Extracted data entries

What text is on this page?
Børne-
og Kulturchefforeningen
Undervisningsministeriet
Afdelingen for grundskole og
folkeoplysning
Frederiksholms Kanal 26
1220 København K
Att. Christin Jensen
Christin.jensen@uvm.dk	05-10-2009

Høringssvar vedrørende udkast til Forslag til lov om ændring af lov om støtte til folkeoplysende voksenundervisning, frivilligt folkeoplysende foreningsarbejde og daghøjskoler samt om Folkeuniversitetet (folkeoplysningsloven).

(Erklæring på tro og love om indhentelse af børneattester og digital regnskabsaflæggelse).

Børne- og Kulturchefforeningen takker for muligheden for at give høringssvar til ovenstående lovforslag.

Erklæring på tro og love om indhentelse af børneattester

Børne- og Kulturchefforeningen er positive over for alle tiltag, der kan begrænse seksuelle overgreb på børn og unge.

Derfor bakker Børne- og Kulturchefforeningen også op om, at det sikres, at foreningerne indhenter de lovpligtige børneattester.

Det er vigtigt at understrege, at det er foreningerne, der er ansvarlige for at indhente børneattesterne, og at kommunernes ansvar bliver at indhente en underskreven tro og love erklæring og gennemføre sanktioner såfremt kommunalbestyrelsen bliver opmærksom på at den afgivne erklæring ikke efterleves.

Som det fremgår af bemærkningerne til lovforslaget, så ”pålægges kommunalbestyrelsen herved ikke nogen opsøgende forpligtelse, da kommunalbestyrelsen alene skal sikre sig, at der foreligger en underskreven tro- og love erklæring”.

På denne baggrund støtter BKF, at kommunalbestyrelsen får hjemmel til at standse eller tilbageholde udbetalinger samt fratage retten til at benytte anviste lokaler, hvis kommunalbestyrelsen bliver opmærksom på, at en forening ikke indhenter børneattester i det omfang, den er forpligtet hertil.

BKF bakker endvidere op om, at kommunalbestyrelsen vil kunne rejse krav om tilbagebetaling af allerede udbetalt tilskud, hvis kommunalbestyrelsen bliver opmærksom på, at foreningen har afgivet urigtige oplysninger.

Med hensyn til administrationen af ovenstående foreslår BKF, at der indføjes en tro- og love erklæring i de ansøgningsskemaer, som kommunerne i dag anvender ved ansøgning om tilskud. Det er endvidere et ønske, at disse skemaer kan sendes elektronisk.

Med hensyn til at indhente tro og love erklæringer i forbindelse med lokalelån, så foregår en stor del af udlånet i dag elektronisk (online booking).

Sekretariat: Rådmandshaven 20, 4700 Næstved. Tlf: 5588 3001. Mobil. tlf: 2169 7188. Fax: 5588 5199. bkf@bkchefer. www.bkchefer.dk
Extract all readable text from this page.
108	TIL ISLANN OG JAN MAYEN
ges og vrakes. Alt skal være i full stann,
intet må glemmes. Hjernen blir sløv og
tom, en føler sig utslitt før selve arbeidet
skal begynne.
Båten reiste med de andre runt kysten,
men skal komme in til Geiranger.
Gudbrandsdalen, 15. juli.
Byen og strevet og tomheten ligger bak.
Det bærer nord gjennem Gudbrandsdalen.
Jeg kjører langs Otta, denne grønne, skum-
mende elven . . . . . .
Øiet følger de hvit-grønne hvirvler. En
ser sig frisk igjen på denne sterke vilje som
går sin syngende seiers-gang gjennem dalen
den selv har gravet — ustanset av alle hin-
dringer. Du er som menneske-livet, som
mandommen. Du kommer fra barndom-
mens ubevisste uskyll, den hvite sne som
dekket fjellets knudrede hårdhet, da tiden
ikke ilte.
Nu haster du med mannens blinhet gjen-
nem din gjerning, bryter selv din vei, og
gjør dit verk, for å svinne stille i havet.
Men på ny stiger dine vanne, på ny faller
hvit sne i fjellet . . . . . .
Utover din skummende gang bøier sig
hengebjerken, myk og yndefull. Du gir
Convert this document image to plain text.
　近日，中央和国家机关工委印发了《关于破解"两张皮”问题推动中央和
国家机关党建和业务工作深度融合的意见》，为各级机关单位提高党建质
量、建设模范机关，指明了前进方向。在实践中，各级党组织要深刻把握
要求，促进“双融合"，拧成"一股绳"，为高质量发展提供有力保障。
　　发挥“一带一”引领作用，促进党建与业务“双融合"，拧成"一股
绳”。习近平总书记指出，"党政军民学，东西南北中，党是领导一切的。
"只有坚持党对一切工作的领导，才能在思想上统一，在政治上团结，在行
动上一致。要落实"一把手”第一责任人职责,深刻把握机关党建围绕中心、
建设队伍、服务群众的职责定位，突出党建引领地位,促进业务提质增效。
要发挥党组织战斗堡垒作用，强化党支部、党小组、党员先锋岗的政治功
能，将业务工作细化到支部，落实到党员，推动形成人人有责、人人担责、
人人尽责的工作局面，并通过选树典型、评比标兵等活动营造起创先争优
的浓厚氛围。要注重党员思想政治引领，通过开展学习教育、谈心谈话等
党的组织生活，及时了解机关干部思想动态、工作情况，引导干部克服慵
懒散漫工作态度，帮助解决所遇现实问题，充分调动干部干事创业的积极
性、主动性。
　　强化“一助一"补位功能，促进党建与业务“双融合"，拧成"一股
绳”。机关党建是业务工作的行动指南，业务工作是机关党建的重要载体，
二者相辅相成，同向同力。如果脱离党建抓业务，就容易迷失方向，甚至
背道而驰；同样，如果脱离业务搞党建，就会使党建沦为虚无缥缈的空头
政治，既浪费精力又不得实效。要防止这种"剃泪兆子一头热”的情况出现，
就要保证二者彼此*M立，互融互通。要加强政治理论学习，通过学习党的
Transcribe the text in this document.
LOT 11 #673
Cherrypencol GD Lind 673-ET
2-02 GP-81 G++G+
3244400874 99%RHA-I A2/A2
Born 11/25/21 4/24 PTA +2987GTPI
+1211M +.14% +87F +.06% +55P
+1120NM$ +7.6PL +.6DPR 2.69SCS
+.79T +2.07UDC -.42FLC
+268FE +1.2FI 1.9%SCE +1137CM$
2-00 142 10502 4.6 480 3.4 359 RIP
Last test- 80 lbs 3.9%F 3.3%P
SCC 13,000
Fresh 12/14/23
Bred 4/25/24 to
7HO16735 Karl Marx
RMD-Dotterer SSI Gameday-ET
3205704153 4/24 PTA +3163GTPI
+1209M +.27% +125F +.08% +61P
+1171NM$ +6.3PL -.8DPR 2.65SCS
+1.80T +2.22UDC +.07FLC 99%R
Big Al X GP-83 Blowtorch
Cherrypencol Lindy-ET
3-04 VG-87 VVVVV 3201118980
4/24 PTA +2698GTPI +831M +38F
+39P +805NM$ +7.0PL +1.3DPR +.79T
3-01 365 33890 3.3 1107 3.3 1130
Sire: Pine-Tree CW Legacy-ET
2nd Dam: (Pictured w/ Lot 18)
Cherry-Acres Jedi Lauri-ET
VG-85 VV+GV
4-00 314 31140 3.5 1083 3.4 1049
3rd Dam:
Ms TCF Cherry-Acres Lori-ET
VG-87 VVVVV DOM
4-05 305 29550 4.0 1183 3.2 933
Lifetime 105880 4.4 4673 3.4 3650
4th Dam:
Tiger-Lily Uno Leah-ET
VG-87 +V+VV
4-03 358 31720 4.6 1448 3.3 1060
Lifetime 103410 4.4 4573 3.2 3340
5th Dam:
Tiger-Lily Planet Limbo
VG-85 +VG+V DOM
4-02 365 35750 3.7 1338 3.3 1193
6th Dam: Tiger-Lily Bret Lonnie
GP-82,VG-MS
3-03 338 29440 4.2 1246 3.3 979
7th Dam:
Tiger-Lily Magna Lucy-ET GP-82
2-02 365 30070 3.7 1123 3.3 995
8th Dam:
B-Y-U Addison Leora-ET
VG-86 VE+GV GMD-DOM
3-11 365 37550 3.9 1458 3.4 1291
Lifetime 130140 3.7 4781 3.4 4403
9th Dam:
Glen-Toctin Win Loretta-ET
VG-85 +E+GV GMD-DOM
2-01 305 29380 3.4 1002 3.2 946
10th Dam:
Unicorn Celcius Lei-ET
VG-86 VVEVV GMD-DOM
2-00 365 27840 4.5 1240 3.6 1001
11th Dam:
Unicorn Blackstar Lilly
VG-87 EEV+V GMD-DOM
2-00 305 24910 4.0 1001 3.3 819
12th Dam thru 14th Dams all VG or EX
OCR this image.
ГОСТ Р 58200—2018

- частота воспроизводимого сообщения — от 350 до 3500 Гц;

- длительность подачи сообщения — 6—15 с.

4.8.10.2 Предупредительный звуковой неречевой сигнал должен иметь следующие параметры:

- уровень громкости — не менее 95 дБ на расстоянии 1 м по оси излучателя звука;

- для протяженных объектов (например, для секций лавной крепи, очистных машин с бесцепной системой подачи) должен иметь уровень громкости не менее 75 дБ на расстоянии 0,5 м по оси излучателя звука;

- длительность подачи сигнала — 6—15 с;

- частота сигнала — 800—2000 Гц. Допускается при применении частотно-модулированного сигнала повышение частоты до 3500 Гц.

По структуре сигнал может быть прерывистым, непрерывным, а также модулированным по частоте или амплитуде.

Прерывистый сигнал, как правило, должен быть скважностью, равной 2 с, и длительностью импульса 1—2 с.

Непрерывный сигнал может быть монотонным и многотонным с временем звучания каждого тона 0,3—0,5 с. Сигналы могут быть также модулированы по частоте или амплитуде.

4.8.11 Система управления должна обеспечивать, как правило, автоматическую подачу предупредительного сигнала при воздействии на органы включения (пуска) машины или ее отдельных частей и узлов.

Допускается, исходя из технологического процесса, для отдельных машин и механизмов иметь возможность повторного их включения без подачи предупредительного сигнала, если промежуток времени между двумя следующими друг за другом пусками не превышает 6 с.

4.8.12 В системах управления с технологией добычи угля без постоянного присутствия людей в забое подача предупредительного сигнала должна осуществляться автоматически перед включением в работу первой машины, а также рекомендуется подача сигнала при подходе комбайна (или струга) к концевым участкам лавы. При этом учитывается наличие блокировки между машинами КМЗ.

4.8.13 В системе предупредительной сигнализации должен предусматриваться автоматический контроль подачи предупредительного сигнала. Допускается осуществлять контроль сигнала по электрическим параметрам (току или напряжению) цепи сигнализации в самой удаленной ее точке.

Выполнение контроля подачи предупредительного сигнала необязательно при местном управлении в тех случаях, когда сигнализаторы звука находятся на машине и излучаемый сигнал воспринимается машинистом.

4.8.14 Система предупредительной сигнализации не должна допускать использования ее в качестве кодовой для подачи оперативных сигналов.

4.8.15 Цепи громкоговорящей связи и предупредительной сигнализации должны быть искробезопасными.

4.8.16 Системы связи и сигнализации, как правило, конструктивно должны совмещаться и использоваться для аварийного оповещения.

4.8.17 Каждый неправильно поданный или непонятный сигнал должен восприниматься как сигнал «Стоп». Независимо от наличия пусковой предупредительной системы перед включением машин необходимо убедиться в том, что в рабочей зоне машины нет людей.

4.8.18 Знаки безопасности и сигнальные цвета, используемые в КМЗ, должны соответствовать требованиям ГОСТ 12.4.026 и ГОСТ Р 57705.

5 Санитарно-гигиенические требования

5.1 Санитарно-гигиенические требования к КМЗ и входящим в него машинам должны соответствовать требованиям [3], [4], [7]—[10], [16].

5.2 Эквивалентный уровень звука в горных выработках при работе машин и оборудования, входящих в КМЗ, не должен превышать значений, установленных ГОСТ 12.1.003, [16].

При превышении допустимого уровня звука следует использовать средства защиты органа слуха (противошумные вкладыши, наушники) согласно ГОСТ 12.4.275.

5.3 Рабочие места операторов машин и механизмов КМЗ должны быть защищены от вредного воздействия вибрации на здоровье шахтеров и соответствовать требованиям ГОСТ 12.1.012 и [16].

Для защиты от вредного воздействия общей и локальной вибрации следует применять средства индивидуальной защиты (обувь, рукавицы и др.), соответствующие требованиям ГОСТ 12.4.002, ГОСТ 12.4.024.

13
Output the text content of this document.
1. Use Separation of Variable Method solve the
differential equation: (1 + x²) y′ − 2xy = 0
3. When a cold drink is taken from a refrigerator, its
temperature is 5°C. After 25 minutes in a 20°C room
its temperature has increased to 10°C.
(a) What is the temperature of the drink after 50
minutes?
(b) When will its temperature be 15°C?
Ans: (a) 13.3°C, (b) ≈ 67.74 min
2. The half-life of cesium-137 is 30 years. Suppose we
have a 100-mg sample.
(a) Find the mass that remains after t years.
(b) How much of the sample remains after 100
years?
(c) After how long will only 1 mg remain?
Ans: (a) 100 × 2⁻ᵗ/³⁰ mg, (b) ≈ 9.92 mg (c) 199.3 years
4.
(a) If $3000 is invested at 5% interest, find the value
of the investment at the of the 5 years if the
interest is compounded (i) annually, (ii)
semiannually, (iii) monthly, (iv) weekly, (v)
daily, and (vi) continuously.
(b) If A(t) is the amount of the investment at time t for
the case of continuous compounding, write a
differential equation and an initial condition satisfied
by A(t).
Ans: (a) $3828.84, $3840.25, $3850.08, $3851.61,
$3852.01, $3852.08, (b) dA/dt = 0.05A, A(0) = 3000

=== Requirements ===
Starting from the line containing "Output the text content of this document.", repeat each line through the end of the entries, exactly.

=== Written answer ===
Output the text content of this document.
1. Use Separation of Variable Method solve the
differential equation: (1 + x²) y′ − 2xy = 0
3. When a cold drink is taken from a refrigerator, its
temperature is 5°C. After 25 minutes in a 20°C room
its temperature has increased to 10°C.
(a) What is the temperature of the drink after 50
minutes?
(b) When will its temperature be 15°C?
Ans: (a) 13.3°C, (b) ≈ 67.74 min
2. The half-life of cesium-137 is 30 years. Suppose we
have a 100-mg sample.
(a) Find the mass that remains after t years.
(b) How much of the sample remains after 100
years?
(c) After how long will only 1 mg remain?
Ans: (a) 100 × 2⁻ᵗ/³⁰ mg, (b) ≈ 9.92 mg (c) 199.3 years
4.
(a) If $3000 is invested at 5% interest, find the value
of the investment at the of the 5 years if the
interest is compounded (i) annually, (ii)
semiannually, (iii) monthly, (iv) weekly, (v)
daily, and (vi) continuously.
(b) If A(t) is the amount of the investment at time t for
the case of continuous compounding, write a
differential equation and an initial condition satisfied
by A(t).
Ans: (a) $3828.84, $3840.25, $3850.08, $3851.61,
$3852.01, $3852.08, (b) dA/dt = 0.05A, A(0) = 3000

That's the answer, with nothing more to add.